## START The input

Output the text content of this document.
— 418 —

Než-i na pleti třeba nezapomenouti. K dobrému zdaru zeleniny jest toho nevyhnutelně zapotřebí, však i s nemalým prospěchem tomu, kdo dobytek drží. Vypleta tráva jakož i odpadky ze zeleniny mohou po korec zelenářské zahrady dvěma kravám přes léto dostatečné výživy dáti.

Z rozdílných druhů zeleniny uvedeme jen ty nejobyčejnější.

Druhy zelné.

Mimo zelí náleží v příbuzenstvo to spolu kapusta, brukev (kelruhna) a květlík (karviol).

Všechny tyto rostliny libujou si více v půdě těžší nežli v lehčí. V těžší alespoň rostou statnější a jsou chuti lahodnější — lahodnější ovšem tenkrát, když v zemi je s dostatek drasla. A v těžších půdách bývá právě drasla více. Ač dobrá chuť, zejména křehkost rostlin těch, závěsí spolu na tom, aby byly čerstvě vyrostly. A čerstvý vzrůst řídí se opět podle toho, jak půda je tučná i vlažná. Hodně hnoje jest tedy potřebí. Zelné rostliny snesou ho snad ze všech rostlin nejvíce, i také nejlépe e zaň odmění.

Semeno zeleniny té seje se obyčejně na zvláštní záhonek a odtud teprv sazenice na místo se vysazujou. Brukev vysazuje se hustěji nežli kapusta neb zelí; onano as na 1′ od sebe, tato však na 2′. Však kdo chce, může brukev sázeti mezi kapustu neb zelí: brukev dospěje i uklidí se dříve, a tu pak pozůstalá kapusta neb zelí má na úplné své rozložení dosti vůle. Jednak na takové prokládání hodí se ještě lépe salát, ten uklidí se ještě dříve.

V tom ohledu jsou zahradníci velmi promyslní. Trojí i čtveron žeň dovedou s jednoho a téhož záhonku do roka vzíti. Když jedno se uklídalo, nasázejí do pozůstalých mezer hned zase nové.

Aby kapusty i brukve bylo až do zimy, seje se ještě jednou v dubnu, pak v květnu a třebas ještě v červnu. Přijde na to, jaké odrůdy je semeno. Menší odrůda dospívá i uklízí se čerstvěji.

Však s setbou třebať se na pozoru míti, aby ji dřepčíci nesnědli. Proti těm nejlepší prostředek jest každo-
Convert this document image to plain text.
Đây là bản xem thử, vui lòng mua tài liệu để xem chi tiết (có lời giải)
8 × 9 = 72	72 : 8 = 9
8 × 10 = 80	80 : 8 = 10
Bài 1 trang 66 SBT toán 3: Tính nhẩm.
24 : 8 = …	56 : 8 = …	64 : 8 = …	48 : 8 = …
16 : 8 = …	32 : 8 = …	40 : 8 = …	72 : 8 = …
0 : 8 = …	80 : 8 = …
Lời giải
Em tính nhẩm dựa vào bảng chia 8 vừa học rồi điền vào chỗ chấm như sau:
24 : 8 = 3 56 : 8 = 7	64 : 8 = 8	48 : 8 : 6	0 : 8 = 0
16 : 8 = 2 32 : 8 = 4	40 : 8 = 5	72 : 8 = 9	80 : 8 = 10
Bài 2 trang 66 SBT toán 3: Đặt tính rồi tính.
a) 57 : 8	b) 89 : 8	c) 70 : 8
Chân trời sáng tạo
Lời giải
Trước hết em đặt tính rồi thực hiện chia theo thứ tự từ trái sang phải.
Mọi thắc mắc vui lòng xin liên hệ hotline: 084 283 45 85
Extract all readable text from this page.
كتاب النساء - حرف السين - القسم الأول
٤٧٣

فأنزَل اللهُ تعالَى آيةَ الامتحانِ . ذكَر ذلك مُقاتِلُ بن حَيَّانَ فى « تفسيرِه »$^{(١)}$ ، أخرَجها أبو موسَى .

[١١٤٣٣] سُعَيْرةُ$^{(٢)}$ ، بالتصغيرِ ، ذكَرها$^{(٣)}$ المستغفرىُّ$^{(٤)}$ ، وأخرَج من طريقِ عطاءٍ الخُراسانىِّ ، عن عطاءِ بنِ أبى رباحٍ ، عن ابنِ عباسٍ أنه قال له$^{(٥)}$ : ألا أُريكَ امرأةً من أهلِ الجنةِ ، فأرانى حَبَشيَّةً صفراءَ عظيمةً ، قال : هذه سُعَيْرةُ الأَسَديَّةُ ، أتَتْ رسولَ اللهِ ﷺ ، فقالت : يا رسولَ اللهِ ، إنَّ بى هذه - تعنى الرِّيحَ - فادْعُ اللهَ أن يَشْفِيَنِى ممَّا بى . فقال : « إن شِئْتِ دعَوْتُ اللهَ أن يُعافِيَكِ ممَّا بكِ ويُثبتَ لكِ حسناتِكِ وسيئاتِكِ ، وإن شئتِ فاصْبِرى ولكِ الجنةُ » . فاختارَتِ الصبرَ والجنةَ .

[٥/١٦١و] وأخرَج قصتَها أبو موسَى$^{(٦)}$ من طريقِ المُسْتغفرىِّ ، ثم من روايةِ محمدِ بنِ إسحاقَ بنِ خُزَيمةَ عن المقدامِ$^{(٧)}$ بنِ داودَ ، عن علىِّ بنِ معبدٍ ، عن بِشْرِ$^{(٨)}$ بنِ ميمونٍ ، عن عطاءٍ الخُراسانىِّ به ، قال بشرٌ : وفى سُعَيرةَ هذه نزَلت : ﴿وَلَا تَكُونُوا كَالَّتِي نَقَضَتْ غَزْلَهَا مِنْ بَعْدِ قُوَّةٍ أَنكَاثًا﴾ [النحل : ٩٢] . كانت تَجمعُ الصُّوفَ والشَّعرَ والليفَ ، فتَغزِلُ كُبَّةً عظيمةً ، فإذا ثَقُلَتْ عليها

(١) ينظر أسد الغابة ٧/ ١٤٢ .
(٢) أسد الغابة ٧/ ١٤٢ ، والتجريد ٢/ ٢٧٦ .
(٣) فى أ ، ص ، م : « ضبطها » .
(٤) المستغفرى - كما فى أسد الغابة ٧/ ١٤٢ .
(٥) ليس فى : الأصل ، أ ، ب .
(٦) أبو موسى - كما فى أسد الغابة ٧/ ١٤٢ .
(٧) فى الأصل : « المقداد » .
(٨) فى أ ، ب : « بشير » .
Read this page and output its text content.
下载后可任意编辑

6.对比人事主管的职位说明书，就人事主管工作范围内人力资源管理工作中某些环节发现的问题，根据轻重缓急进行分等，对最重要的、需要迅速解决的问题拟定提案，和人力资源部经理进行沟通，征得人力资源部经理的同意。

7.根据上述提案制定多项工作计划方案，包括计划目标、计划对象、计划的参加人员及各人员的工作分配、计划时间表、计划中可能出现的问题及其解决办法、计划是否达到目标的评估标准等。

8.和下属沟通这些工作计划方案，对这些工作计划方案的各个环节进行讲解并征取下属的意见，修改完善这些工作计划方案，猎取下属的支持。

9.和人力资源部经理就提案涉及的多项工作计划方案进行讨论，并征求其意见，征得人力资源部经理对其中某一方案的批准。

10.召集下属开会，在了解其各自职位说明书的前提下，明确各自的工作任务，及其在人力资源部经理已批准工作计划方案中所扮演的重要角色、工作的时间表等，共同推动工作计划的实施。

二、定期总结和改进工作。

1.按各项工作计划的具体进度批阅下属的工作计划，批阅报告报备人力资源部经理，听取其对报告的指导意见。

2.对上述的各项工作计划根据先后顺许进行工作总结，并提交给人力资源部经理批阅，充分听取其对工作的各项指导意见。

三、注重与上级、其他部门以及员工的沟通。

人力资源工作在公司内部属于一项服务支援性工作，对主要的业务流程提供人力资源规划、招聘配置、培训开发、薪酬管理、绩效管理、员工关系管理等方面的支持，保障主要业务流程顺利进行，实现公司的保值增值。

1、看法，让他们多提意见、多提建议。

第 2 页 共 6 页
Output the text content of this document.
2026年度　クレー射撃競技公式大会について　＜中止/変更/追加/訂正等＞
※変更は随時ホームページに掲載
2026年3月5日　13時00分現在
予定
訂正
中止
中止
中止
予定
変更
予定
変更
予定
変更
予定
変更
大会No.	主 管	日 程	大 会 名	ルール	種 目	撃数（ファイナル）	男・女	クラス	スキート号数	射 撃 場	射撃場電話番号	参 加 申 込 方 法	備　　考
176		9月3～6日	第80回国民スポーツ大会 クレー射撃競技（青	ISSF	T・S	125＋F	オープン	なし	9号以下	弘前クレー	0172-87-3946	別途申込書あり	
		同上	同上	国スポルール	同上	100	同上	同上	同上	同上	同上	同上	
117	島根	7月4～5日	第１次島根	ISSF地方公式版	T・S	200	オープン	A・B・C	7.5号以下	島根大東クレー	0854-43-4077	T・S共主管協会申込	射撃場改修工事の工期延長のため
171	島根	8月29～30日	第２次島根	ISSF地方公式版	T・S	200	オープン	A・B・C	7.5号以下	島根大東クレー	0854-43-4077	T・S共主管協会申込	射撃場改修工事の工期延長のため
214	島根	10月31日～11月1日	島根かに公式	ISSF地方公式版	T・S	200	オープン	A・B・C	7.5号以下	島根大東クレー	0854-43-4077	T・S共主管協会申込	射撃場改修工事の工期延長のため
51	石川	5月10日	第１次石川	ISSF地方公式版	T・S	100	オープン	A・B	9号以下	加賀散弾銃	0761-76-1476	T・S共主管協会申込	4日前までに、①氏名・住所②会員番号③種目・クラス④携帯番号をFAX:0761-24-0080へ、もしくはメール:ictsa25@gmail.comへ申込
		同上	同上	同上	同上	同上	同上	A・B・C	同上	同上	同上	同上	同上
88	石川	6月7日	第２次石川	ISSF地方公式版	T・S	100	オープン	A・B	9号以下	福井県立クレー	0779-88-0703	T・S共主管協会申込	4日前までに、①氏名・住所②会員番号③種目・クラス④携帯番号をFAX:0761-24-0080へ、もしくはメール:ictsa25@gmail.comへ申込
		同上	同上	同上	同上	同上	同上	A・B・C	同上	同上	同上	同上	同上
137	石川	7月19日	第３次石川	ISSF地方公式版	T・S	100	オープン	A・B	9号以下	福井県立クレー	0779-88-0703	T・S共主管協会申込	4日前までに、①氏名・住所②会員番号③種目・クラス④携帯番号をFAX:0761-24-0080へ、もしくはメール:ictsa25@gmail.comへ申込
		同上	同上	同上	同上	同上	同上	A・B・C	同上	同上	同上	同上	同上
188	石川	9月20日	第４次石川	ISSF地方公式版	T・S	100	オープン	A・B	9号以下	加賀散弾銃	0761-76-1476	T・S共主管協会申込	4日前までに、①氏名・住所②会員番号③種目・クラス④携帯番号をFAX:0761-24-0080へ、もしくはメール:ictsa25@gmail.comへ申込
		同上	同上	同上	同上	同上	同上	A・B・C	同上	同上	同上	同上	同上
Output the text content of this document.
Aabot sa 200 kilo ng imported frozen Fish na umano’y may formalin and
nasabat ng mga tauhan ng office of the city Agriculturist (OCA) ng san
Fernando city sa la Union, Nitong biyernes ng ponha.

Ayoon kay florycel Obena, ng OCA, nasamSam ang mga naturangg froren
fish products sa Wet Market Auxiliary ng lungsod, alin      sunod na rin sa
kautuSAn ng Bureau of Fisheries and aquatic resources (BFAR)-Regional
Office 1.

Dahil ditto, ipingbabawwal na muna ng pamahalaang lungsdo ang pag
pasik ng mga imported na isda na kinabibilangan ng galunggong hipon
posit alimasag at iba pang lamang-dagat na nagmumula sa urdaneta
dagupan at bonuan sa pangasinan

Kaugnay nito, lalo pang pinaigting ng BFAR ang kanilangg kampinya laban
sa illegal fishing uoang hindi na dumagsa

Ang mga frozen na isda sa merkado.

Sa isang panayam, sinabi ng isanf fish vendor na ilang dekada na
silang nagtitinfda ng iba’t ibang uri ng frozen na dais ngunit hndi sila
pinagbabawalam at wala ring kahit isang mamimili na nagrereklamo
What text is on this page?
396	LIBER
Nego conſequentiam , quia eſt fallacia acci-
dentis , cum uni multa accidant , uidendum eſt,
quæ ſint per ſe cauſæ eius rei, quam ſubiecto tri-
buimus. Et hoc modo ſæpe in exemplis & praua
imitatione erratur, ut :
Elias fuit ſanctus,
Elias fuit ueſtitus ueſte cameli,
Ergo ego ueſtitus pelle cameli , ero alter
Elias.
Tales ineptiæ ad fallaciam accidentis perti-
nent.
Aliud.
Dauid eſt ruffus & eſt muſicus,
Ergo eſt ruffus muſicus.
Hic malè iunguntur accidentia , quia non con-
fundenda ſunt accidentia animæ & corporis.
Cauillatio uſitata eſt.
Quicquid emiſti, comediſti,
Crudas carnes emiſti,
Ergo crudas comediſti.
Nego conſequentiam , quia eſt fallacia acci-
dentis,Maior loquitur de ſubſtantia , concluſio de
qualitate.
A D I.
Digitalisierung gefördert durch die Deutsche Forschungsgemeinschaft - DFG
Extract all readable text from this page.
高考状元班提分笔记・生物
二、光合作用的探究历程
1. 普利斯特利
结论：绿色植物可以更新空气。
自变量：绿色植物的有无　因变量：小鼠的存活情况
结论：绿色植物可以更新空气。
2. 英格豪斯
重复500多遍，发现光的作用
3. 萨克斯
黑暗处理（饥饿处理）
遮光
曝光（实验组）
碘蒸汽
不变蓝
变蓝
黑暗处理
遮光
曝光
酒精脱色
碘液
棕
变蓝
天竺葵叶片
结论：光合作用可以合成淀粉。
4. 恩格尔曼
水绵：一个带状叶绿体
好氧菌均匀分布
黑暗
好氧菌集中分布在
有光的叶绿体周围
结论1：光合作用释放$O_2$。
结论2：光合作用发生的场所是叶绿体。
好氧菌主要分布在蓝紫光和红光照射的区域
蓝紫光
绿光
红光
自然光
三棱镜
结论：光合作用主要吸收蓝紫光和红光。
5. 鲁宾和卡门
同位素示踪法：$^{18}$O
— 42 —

## END The input

● **Task instructions**: Pick out each line in the material containing "toán".

● **Solution for this task**:
Bài 1 trang 66 SBT toán 3: Tính nhẩm.
Bài 2 trang 66 SBT toán 3: Đặt tính rồi tính.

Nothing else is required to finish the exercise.